In volume four, everything picks up. There’s murder and steam. It’s the last one, Alana is dressed up as a super hero in a TV show, and I also get to see some of the dark threads of the Saga world. A world so endrenched in war blood, that all they have is drugs and cheesy rom com shows to ignore the violence. And then there’s the family values stuff, as the baby girl grows older, and the couple begins to seperate as the threads of family and money get tighter. This one was a lot better, there’s more character growth and conflict, the story is starting to fold in correctly and the journalist couple wasn’t around much, and the TV head people are my favorite aliens ever. The reason why I’m not saying anything substantial is because this comic is super popular and I don’t see the point of saying anything more than what has already been said. 

Rating for Volume 3: 3/5

Rating for Volume 4: 4.5/5

Mira Corpora by Jeff Jackson

Mira Corpora

Pages: 182
Genre: Coming of Age, Contemporary, Literary Fiction
Format: Paperback
Published by Two Dollar Radio

This book received a lot of well-deserved hype in the small press world. Sadly, I will probably not see this in Barnes N’ Nobles or Book Outlet. I also won’t write a good enough review for it either. No sympathy tears, I just finished this awhile ago, and when that happens it’s hard to get words for it. You can also blame summer laziness in my tardiness of getting stuff down. But I don’t think I will be forgetting this book anytime soon. I guess like I did with MW, I will be doing a listicle review. I will admit that it took me awhile to get into the first part of the book, but as soon the narrator escapes into a reality, I was absorbed into it.

1. It starts off like a journal where he opens up this new world in which he apparently never leaves until he “grows up.”

========================================

GIVEN INSTRUCTION A>
Put the entries, from the first one through the line containing "Output each element", into a JSON list of strings with one string per line and no blank lines.
The book reviews and the entries that follow have nothing to do with each other.

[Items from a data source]

========================================

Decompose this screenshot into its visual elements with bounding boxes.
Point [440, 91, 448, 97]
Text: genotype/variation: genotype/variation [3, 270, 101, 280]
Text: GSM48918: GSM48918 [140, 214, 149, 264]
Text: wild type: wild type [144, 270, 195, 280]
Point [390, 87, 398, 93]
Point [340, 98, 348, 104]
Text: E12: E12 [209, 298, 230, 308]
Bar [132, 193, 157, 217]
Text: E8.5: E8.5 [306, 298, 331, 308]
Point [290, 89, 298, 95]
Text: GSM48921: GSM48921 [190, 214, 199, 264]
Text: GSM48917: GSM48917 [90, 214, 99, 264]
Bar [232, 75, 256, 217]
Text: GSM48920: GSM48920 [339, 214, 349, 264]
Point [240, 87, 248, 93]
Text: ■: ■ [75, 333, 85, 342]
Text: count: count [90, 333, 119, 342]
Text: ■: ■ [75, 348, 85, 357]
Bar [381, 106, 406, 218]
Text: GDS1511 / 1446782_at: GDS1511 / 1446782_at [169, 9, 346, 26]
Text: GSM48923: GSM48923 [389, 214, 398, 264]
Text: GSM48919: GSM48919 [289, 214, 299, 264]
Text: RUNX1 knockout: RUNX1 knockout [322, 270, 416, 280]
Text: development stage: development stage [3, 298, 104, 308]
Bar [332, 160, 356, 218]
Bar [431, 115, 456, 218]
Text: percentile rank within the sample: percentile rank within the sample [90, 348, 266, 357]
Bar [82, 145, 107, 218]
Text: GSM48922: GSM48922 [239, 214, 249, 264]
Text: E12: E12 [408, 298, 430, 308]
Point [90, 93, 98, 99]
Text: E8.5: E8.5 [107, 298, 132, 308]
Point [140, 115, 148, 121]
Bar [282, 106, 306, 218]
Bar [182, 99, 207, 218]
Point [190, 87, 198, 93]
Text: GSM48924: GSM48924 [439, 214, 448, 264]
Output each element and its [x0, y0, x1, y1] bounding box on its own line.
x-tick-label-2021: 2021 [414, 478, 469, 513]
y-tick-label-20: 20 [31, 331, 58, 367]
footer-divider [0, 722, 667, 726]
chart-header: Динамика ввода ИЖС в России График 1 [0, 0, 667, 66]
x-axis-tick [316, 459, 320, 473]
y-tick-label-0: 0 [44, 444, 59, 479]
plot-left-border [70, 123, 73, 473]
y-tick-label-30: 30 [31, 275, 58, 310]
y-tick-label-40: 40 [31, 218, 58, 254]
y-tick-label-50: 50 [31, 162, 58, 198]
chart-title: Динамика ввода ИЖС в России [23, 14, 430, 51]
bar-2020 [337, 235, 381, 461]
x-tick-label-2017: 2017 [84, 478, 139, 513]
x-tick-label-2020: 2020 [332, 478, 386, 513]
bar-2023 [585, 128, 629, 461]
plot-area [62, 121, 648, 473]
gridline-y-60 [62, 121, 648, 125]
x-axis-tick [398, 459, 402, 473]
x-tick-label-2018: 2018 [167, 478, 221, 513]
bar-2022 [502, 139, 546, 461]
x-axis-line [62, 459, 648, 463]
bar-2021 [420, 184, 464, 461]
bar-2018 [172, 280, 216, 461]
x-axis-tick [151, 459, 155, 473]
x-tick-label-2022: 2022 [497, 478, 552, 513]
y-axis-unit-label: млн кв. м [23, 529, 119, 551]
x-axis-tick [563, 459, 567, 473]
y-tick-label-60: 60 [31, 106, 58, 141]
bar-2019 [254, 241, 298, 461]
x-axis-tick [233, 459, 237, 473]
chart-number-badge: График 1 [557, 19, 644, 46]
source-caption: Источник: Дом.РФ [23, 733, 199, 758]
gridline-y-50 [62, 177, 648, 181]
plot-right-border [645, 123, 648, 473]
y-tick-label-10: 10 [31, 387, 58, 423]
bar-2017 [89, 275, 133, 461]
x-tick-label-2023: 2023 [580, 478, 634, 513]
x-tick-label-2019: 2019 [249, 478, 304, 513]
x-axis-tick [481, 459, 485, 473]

========================================

GIVEN INSTRUCTION B>
Write a continuation of the book reviews, picking up right after their last sentence.

OUTPUT A>
[
  "Decompose this screenshot into its visual elements with bounding boxes.",
  "Point [440, 91, 448, 97]",
  "Text: genotype/variation: genotype/variation [3, 270, 101, 280]",
  "Text: GSM48918: GSM48918 [140, 214, 149, 264]",
  "Text: wild type: wild type [144, 270, 195, 280]",
  "Point [390, 87, 398, 93]",
  "Point [340, 98, 348, 104]",
  "Text: E12: E12 [209, 298, 230, 308]",
  "Bar [132, 193, 157, 217]",
  "Text: E8.5: E8.5 [306, 298, 331, 308]",
  "Point [290, 89, 298, 95]",
  "Text: GSM48921: GSM48921 [190, 214, 199, 264]",
  "Text: GSM48917: GSM48917 [90, 214, 99, 264]",
  "Bar [232, 75, 256, 217]",
  "Text: GSM48920: GSM48920 [339, 214, 349, 264]",
  "Point [240, 87, 248, 93]",
  "Text: ■: ■ [75, 333, 85, 342]",
  "Text: count: count [90, 333, 119, 342]",
  "Text: ■: ■ [75, 348, 85, 357]",
  "Bar [381, 106, 406, 218]",
  "Text: GDS1511 / 1446782_at: GDS1511 / 1446782_at [169, 9, 346, 26]",
  "Text: GSM48923: GSM48923 [389, 214, 398, 264]",
  "Text: GSM48919: GSM48919 [289, 214, 299, 264]",
  "Text: RUNX1 knockout: RUNX1 knockout [322, 270, 416, 280]",
  "Text: development stage: development stage [3, 298, 104, 308]",
  "Bar [332, 160, 356, 218]",
  "Bar [431, 115, 456, 218]",
  "Text: percentile rank within the sample: percentile rank within the sample [90, 348, 266, 357]",
  "Bar [82, 145, 107, 218]",
  "Text: GSM48922: GSM48922 [239, 214, 249, 264]",
  "Text: E12: E12 [408, 298, 430, 308]",
  "Point [90, 93, 98, 99]",
  "Text: E8.5: E8.5 [107, 298, 132, 308]",
  "Point [140, 115, 148, 121]",
  "Bar [282, 106, 306, 218]",
  "Bar [182, 99, 207, 218]",
  "Point [190, 87, 198, 93]",
  "Text: GSM48924: GSM48924 [439, 214, 448, 264]",
  "Output each element and its [x0, y0, x1, y1] bounding box on its own line."
]

OUTPUT B>
2. This is the dysfunctional YA I’ve been waiting for. Yes, that sounds a little sick, but let me explain. This book took place for most of the main character’s young life and ends at an age that is towards the end of the young adult phase of life. It’s rough, but not sugar coated, it’s bleak, and it never stops to coddle the reader. It’s quite brutal and deviant much like the punk rock movie poster cover. It’s terrifying.

3. What makes it more harrowing is that this book is so unforgiving and yet it’s so magical. I’ve never read Chronicles of Narnia because I am a peasant, but the prose in this book totally clashes with the horrific stuff the narrator goes through. It has a dreamy, innocent quality, you can’t really tell what’s real or not since for most the book, the narrator was a child for most of the novel. And yes, 20 years old is, according to older people, a kid still. 

4.  The book’s cinematic prose reminds me of how the author is a playwright and you can definitely tell that that carries on as an influence in his writing. In it’s exact but not so heavy use of imagery that seems to flow right with the story, no info dumps of description, and the characters feel real, the narrator is whispering in your head, as he faces nightmares of temporarily leave an unaccepting civilization, only to come back, and die a little inside.

5. As expected, there’s no happy ending, but instead a closure to what is supposed to be left behind, not finished, but wanting to be over with it.